• PROBLEM DETAILS
Search the material for the word "новорожденных" and copy each line that holds it.
++++
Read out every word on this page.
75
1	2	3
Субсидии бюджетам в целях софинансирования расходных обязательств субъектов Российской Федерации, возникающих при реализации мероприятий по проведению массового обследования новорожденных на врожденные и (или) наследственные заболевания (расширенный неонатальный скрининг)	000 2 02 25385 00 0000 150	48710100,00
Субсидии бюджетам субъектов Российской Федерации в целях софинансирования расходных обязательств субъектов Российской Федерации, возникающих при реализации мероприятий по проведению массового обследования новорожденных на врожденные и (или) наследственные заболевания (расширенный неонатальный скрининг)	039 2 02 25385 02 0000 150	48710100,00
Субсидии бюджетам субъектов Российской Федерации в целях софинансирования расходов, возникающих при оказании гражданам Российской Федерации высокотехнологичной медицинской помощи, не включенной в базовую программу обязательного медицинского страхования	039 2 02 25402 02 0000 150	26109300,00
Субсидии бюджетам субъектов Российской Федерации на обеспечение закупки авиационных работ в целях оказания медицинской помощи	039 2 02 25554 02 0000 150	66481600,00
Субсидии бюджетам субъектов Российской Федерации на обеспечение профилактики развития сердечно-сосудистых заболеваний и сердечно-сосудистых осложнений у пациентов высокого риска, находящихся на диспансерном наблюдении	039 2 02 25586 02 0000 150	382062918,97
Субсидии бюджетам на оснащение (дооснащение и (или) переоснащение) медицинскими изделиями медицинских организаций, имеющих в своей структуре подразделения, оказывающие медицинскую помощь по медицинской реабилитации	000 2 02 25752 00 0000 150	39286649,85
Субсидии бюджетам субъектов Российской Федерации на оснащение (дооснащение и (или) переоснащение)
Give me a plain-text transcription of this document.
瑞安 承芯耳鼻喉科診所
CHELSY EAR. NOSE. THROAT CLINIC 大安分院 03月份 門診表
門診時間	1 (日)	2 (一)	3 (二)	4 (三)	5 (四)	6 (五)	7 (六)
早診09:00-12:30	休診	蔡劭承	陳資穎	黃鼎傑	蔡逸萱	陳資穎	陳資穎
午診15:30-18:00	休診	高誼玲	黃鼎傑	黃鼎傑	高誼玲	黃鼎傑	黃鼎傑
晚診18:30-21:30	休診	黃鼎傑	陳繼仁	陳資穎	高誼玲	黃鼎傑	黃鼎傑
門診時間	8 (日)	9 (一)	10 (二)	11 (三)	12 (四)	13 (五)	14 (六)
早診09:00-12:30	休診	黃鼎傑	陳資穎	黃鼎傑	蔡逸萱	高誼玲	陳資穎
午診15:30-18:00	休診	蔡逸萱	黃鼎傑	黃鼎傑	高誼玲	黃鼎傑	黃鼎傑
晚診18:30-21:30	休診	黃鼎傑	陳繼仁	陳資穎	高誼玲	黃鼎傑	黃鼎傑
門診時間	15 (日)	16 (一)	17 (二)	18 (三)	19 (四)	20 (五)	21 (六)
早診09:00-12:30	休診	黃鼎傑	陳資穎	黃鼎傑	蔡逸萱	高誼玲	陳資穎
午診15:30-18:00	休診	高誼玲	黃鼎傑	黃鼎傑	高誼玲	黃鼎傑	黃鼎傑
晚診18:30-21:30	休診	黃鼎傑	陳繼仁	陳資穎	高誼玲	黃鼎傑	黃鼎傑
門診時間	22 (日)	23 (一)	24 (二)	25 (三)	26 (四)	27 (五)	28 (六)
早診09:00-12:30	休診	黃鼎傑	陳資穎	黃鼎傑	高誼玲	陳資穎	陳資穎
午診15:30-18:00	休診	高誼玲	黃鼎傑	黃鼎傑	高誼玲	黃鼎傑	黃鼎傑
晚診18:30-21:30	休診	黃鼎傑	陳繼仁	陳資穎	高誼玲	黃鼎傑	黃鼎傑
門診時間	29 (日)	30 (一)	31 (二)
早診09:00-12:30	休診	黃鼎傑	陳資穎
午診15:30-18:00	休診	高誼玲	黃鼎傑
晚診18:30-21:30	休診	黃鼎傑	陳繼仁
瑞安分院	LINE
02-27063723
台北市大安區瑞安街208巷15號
++++
• OUTPUT
Субсидии бюджетам в целях софинансирования расходных обязательств субъектов Российской Федерации, возникающих при реализации мероприятий по проведению массового обследования новорожденных на врожденные и (или) наследственные заболевания (расширенный неонатальный скрининг)	000 2 02 25385 00 0000 150	48710100,00
Субсидии бюджетам субъектов Российской Федерации в целях софинансирования расходных обязательств субъектов Российской Федерации, возникающих при реализации мероприятий по проведению массового обследования новорожденных на врожденные и (или) наследственные заболевания (расширенный неонатальный скрининг)	039 2 02 25385 02 0000 150	48710100,00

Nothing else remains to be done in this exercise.